Copy out the whole listing exactly as written, leaving the pictures behind.

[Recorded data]
════════════════

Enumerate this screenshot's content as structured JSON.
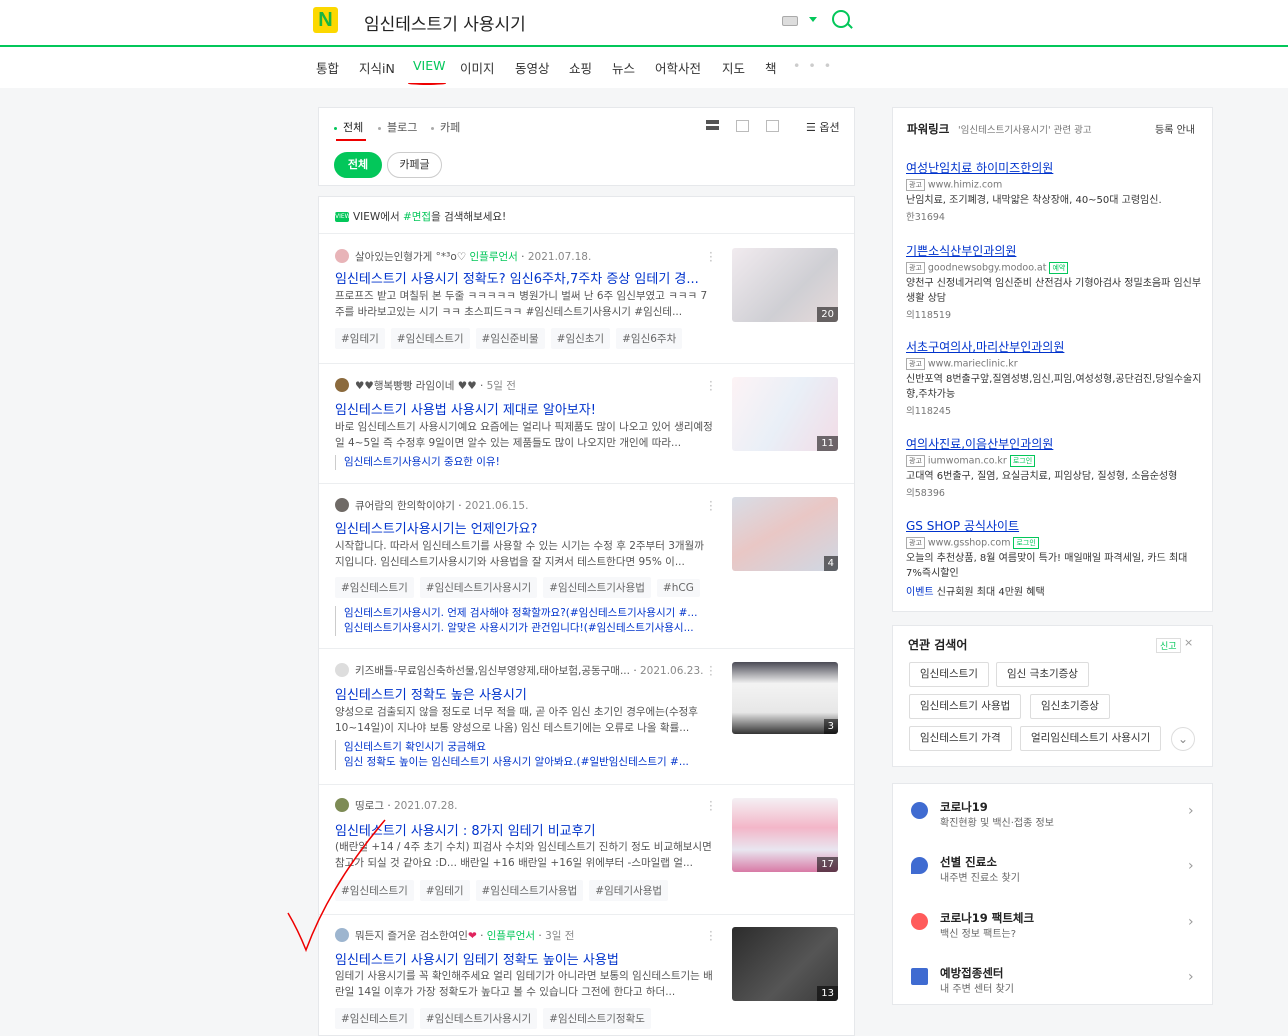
{
  "search": {
    "logo": "N",
    "query": "임신테스트기 사용시기"
  },
  "tabs": [
    "통합",
    "지식iN",
    "VIEW",
    "이미지",
    "동영상",
    "쇼핑",
    "뉴스",
    "어학사전",
    "지도",
    "책",
    "• • •"
  ],
  "filters": {
    "items": [
      "전체",
      "블로그",
      "카페"
    ],
    "option_label": "옵션",
    "chips": [
      "전체",
      "카페글"
    ]
  },
  "suggest": {
    "badge": "VIEW",
    "pre": "VIEW에서 ",
    "kw": "#면접",
    "post": "을 검색해보세요!"
  },
  "results": [
    {
      "author": "살아있는인형가게 °*³o♡",
      "influencer": "인플루언서",
      "date": "2021.07.18.",
      "title": "임신테스트기 사용시기 정확도? 임신6주차,7주차 증상 임테기 경...",
      "desc": "프로프즈 받고 며칠뒤 본 두줄 ㅋㅋㅋㅋㅋ 병원가니 벌써 난 6주 임신부였고 ㅋㅋㅋ 7주를 바라보고있는 시기 ㅋㅋ 초스피드ㅋㅋ #임신테스트기사용시기 #임신테...",
      "tags": [
        "#임테기",
        "#임신테스트기",
        "#임신준비물",
        "#임신초기",
        "#임신6주차"
      ],
      "count": "20"
    },
    {
      "author": "♥♥행복빵빵 라임이네 ♥♥",
      "date": "5일 전",
      "title": "임신테스트기 사용법 사용시기 제대로 알아보자!",
      "desc": "바로 임신테스트기 사용시기예요 요즘에는 얼리나 픽제품도 많이 나오고 있어 생리예정일 4~5일 즉 수정후 9일이면 알수 있는 제품들도 많이 나오지만 개인에 따라...",
      "subs": [
        "임신테스트기사용시기 중요한 이유!"
      ],
      "count": "11"
    },
    {
      "author": "큐어람의 한의학이야기",
      "date": "2021.06.15.",
      "title": "임신테스트기사용시기는 언제인가요?",
      "desc": "시작합니다. 따라서 임신테스트기를 사용할 수 있는 시기는 수정 후 2주부터 3개월까지입니다. 임신테스트기사용시기와 사용법을 잘 지켜서 테스트한다면 95% 이...",
      "tags": [
        "#임신테스트기",
        "#임신테스트기사용시기",
        "#임신테스트기사용법",
        "#hCG"
      ],
      "subs": [
        "임신테스트기사용시기. 언제 검사해야 정확할까요?(#임신테스트기사용시기 #...",
        "임신테스트기사용시기. 알맞은 사용시기가 관건입니다!(#임신테스트기사용시..."
      ],
      "count": "4"
    },
    {
      "author": "키즈배틀-무료임신축하선물,임신부영양제,태아보험,공동구매...",
      "date": "2021.06.23.",
      "title": "임신테스트기 정확도 높은 사용시기",
      "desc": "양성으로 검출되지 않을 정도로 너무 적을 때, 곧 아주 임신 초기인 경우에는(수정후 10~14일)이 지나야 보통 양성으로 나옴) 임신 테스트기에는 오류로 나올 확률...",
      "subs": [
        "임신테스트기 확인시기 궁금해요",
        "임신 정확도 높이는 임신테스트기 사용시기 알아봐요.(#일반임신테스트기 #..."
      ],
      "count": "3"
    },
    {
      "author": "띵로그",
      "date": "2021.07.28.",
      "title": "임신테스트기 사용시기 : 8가지 임테기 비교후기",
      "desc": "(배란일 +14 / 4주 초기 수치) 피검사 수치와 임신테스트기 진하기 정도 비교해보시면 참고가 되실 것 같아요 :D... 배란일 +16 배란일 +16일 위에부터 -스마일랩 얼...",
      "tags": [
        "#임신테스트기",
        "#임테기",
        "#임신테스트기사용법",
        "#임테기사용법"
      ],
      "count": "17"
    },
    {
      "author": "뭐든지 즐거운 검소한여인",
      "influencer": "인플루언서",
      "date": "3일 전",
      "title": "임신테스트기 사용시기 임테기 정확도 높이는 사용법",
      "desc": "임테기 사용시기를 꼭 확인해주세요 얼리 임테기가 아니라면 보통의 임신테스트기는 배란일 14일 이후가 가장 정확도가 높다고 볼 수 있습니다 그전에 한다고 하더...",
      "tags": [
        "#임신테스트기",
        "#임신테스트기사용시기",
        "#임신테스트기정확도"
      ],
      "count": "13"
    }
  ],
  "powerlink": {
    "title": "파워링크",
    "subtitle": "'임신테스트기사용시기' 관련 광고",
    "register": "등록 안내",
    "ads": [
      {
        "title": "여성난임치료 하이미즈한의원",
        "badge": "광고",
        "url": "www.himiz.com",
        "desc": "난임치료, 조기폐경, 내막얇은 착상장애, 40~50대 고령임신.",
        "count": "한31694"
      },
      {
        "title": "기쁜소식산부인과의원",
        "badge": "광고",
        "url": "goodnewsobgy.modoo.at",
        "nbadge": "예약",
        "desc": "양천구 신정네거리역 임신준비 산전검사 기형아검사 정밀초음파 임신부 생활 상담",
        "count": "의118519"
      },
      {
        "title": "서초구여의사,마리산부인과의원",
        "badge": "광고",
        "url": "www.marieclinic.kr",
        "desc": "신반포역 8번출구앞,질염성병,임신,피임,여성성형,공단검진,당일수술지향,주차가능",
        "count": "의118245"
      },
      {
        "title": "여의사진료,이음산부인과의원",
        "badge": "광고",
        "url": "iumwoman.co.kr",
        "nbadge": "로그인",
        "desc": "고대역 6번출구, 질염, 요실금치료, 피임상담, 질성형, 소음순성형",
        "count": "의58396"
      },
      {
        "title": "GS SHOP 공식사이트",
        "badge": "광고",
        "url": "www.gsshop.com",
        "nbadge": "로그인",
        "desc": "오늘의 추천상품, 8월 여름맞이 특가! 매일매일 파격세일, 카드 최대7%즉시할인",
        "event_label": "이벤트",
        "event_text": " 신규회원 최대 4만원 혜택"
      }
    ]
  },
  "related": {
    "title": "연관 검색어",
    "new": "신고",
    "close": "×",
    "keywords": [
      "임신테스트기",
      "임신 극초기증상",
      "임신테스트기 사용법",
      "임신초기증상",
      "임신테스트기 가격",
      "얼리임신테스트기 사용시기"
    ]
  },
  "covid": [
    {
      "title": "코로나19",
      "desc": "확진현황 및 백신·접종 정보"
    },
    {
      "title": "선별 진료소",
      "desc": "내주변 진료소 찾기"
    },
    {
      "title": "코로나19 팩트체크",
      "desc": "백신 정보 팩트는?"
    },
    {
      "title": "예방접종센터",
      "desc": "내 주변 센터 찾기"
    }
  ],
  "colors": {
    "accent": "#03c75a",
    "link": "#0033cc",
    "annotation": "#e00000"
  }
}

════════════════

• [Solution to the problem]
Enumerate this screenshot's content as structured JSON.
{
  "search": {
    "logo": "N",
    "query": "임신테스트기 사용시기"
  },
  "tabs": [
    "통합",
    "지식iN",
    "VIEW",
    "이미지",
    "동영상",
    "쇼핑",
    "뉴스",
    "어학사전",
    "지도",
    "책",
    "• • •"
  ],
  "filters": {
    "items": [
      "전체",
      "블로그",
      "카페"
    ],
    "option_label": "옵션",
    "chips": [
      "전체",
      "카페글"
    ]
  },
  "suggest": {
    "badge": "VIEW",
    "pre": "VIEW에서 ",
    "kw": "#면접",
    "post": "을 검색해보세요!"
  },
  "results": [
    {
      "author": "살아있는인형가게 °*³o♡",
      "influencer": "인플루언서",
      "date": "2021.07.18.",
      "title": "임신테스트기 사용시기 정확도? 임신6주차,7주차 증상 임테기 경...",
      "desc": "프로프즈 받고 며칠뒤 본 두줄 ㅋㅋㅋㅋㅋ 병원가니 벌써 난 6주 임신부였고 ㅋㅋㅋ 7주를 바라보고있는 시기 ㅋㅋ 초스피드ㅋㅋ #임신테스트기사용시기 #임신테...",
      "tags": [
        "#임테기",
        "#임신테스트기",
        "#임신준비물",
        "#임신초기",
        "#임신6주차"
      ],
      "count": "20"
    },
    {
      "author": "♥♥행복빵빵 라임이네 ♥♥",
      "date": "5일 전",
      "title": "임신테스트기 사용법 사용시기 제대로 알아보자!",
      "desc": "바로 임신테스트기 사용시기예요 요즘에는 얼리나 픽제품도 많이 나오고 있어 생리예정일 4~5일 즉 수정후 9일이면 알수 있는 제품들도 많이 나오지만 개인에 따라...",
      "subs": [
        "임신테스트기사용시기 중요한 이유!"
      ],
      "count": "11"
    },
    {
      "author": "큐어람의 한의학이야기",
      "date": "2021.06.15.",
      "title": "임신테스트기사용시기는 언제인가요?",
      "desc": "시작합니다. 따라서 임신테스트기를 사용할 수 있는 시기는 수정 후 2주부터 3개월까지입니다. 임신테스트기사용시기와 사용법을 잘 지켜서 테스트한다면 95% 이...",
      "tags": [
        "#임신테스트기",
        "#임신테스트기사용시기",
        "#임신테스트기사용법",
        "#hCG"
      ],
      "subs": [
        "임신테스트기사용시기. 언제 검사해야 정확할까요?(#임신테스트기사용시기 #...",
        "임신테스트기사용시기. 알맞은 사용시기가 관건입니다!(#임신테스트기사용시..."
      ],
      "count": "4"
    },
    {
      "author": "키즈배틀-무료임신축하선물,임신부영양제,태아보험,공동구매...",
      "date": "2021.06.23.",
      "title": "임신테스트기 정확도 높은 사용시기",
      "desc": "양성으로 검출되지 않을 정도로 너무 적을 때, 곧 아주 임신 초기인 경우에는(수정후 10~14일)이 지나야 보통 양성으로 나옴) 임신 테스트기에는 오류로 나올 확률...",
      "subs": [
        "임신테스트기 확인시기 궁금해요",
        "임신 정확도 높이는 임신테스트기 사용시기 알아봐요.(#일반임신테스트기 #..."
      ],
      "count": "3"
    },
    {
      "author": "띵로그",
      "date": "2021.07.28.",
      "title": "임신테스트기 사용시기 : 8가지 임테기 비교후기",
      "desc": "(배란일 +14 / 4주 초기 수치) 피검사 수치와 임신테스트기 진하기 정도 비교해보시면 참고가 되실 것 같아요 :D... 배란일 +16 배란일 +16일 위에부터 -스마일랩 얼...",
      "tags": [
        "#임신테스트기",
        "#임테기",
        "#임신테스트기사용법",
        "#임테기사용법"
      ],
      "count": "17"
    },
    {
      "author": "뭐든지 즐거운 검소한여인",
      "influencer": "인플루언서",
      "date": "3일 전",
      "title": "임신테스트기 사용시기 임테기 정확도 높이는 사용법",
      "desc": "임테기 사용시기를 꼭 확인해주세요 얼리 임테기가 아니라면 보통의 임신테스트기는 배란일 14일 이후가 가장 정확도가 높다고 볼 수 있습니다 그전에 한다고 하더...",
      "tags": [
        "#임신테스트기",
        "#임신테스트기사용시기",
        "#임신테스트기정확도"
      ],
      "count": "13"
    }
  ],
  "powerlink": {
    "title": "파워링크",
    "subtitle": "'임신테스트기사용시기' 관련 광고",
    "register": "등록 안내",
    "ads": [
      {
        "title": "여성난임치료 하이미즈한의원",
        "badge": "광고",
        "url": "www.himiz.com",
        "desc": "난임치료, 조기폐경, 내막얇은 착상장애, 40~50대 고령임신.",
        "count": "한31694"
      },
      {
        "title": "기쁜소식산부인과의원",
        "badge": "광고",
        "url": "goodnewsobgy.modoo.at",
        "nbadge": "예약",
        "desc": "양천구 신정네거리역 임신준비 산전검사 기형아검사 정밀초음파 임신부 생활 상담",
        "count": "의118519"
      },
      {
        "title": "서초구여의사,마리산부인과의원",
        "badge": "광고",
        "url": "www.marieclinic.kr",
        "desc": "신반포역 8번출구앞,질염성병,임신,피임,여성성형,공단검진,당일수술지향,주차가능",
        "count": "의118245"
      },
      {
        "title": "여의사진료,이음산부인과의원",
        "badge": "광고",
        "url": "iumwoman.co.kr",
        "nbadge": "로그인",
        "desc": "고대역 6번출구, 질염, 요실금치료, 피임상담, 질성형, 소음순성형",
        "count": "의58396"
      },
      {
        "title": "GS SHOP 공식사이트",
        "badge": "광고",
        "url": "www.gsshop.com",
        "nbadge": "로그인",
        "desc": "오늘의 추천상품, 8월 여름맞이 특가! 매일매일 파격세일, 카드 최대7%즉시할인",
        "event_label": "이벤트",
        "event_text": " 신규회원 최대 4만원 혜택"
      }
    ]
  },
  "related": {
    "title": "연관 검색어",
    "new": "신고",
    "close": "×",
    "keywords": [
      "임신테스트기",
      "임신 극초기증상",
      "임신테스트기 사용법",
      "임신초기증상",
      "임신테스트기 가격",
      "얼리임신테스트기 사용시기"
    ]
  },
  "covid": [
    {
      "title": "코로나19",
      "desc": "확진현황 및 백신·접종 정보"
    },
    {
      "title": "선별 진료소",
      "desc": "내주변 진료소 찾기"
    },
    {
      "title": "코로나19 팩트체크",
      "desc": "백신 정보 팩트는?"
    },
    {
      "title": "예방접종센터",
      "desc": "내 주변 센터 찾기"
    }
  ],
  "colors": {
    "accent": "#03c75a",
    "link": "#0033cc",
    "annotation": "#e00000"
  }
}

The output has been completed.